>> begin
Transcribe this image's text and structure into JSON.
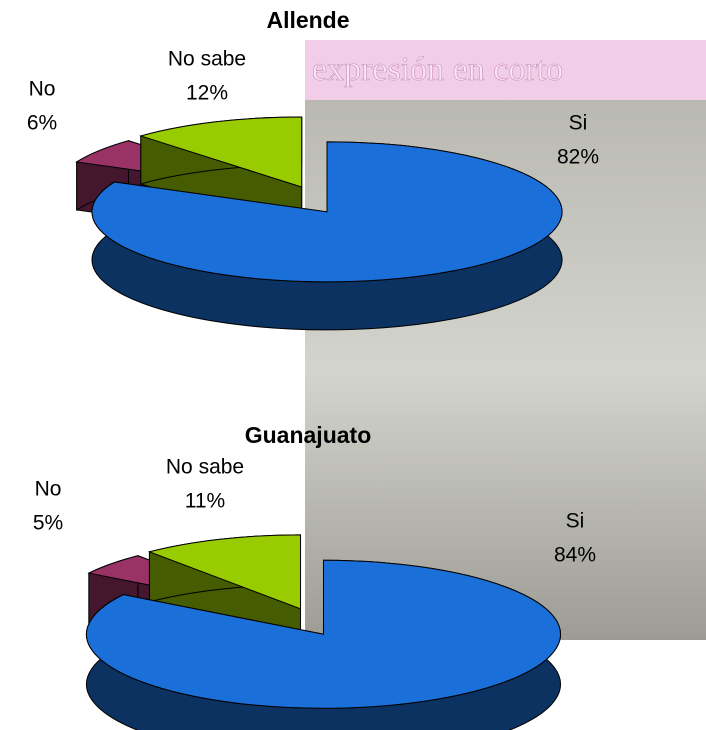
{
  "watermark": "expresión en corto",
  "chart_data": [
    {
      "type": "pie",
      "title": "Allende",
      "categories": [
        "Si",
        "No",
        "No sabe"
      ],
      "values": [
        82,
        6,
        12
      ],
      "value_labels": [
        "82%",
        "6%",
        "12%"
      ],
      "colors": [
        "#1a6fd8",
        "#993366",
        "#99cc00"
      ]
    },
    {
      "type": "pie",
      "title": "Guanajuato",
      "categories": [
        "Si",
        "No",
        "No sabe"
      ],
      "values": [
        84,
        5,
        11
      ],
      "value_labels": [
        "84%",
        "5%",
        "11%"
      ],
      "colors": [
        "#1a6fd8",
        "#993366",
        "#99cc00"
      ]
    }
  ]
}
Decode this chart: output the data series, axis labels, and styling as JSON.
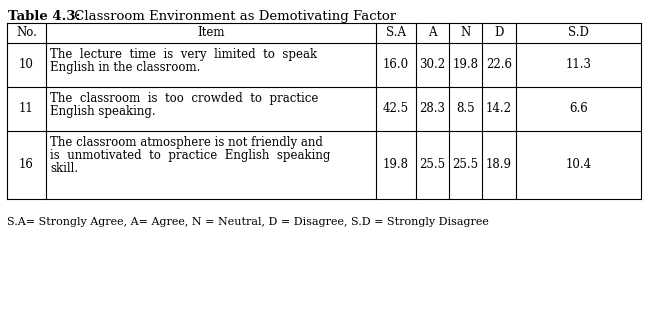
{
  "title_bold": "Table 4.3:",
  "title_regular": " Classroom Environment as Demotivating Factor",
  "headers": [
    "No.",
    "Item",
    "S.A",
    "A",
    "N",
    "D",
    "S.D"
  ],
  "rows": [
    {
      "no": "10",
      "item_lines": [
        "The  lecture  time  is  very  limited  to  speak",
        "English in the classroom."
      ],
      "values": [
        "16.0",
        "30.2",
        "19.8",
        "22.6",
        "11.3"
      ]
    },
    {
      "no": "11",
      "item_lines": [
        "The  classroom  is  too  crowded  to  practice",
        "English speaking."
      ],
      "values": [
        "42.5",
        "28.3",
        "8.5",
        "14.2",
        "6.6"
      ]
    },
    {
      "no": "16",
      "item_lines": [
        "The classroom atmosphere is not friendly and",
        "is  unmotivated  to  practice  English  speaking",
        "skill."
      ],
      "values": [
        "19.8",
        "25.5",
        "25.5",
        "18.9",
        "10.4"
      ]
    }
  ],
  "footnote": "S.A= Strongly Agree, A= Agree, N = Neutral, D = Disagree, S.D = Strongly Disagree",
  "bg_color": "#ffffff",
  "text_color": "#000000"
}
>> end
Repeat all the records above exactly, leaving out any pictures.

Transcribe this image's text and structure into JSON.
{
  "watermark": "expresión en corto",
  "chart_data": [
    {
      "type": "pie",
      "title": "Allende",
      "categories": [
        "Si",
        "No",
        "No sabe"
      ],
      "values": [
        82,
        6,
        12
      ],
      "value_labels": [
        "82%",
        "6%",
        "12%"
      ],
      "colors": [
        "#1a6fd8",
        "#993366",
        "#99cc00"
      ]
    },
    {
      "type": "pie",
      "title": "Guanajuato",
      "categories": [
        "Si",
        "No",
        "No sabe"
      ],
      "values": [
        84,
        5,
        11
      ],
      "value_labels": [
        "84%",
        "5%",
        "11%"
      ],
      "colors": [
        "#1a6fd8",
        "#993366",
        "#99cc00"
      ]
    }
  ]
}
Decode this chart: output the data series, axis labels, and styling as JSON.
{
  "title_bold": "Table 4.3:",
  "title_regular": " Classroom Environment as Demotivating Factor",
  "headers": [
    "No.",
    "Item",
    "S.A",
    "A",
    "N",
    "D",
    "S.D"
  ],
  "rows": [
    {
      "no": "10",
      "item_lines": [
        "The  lecture  time  is  very  limited  to  speak",
        "English in the classroom."
      ],
      "values": [
        "16.0",
        "30.2",
        "19.8",
        "22.6",
        "11.3"
      ]
    },
    {
      "no": "11",
      "item_lines": [
        "The  classroom  is  too  crowded  to  practice",
        "English speaking."
      ],
      "values": [
        "42.5",
        "28.3",
        "8.5",
        "14.2",
        "6.6"
      ]
    },
    {
      "no": "16",
      "item_lines": [
        "The classroom atmosphere is not friendly and",
        "is  unmotivated  to  practice  English  speaking",
        "skill."
      ],
      "values": [
        "19.8",
        "25.5",
        "25.5",
        "18.9",
        "10.4"
      ]
    }
  ],
  "footnote": "S.A= Strongly Agree, A= Agree, N = Neutral, D = Disagree, S.D = Strongly Disagree",
  "bg_color": "#ffffff",
  "text_color": "#000000"
}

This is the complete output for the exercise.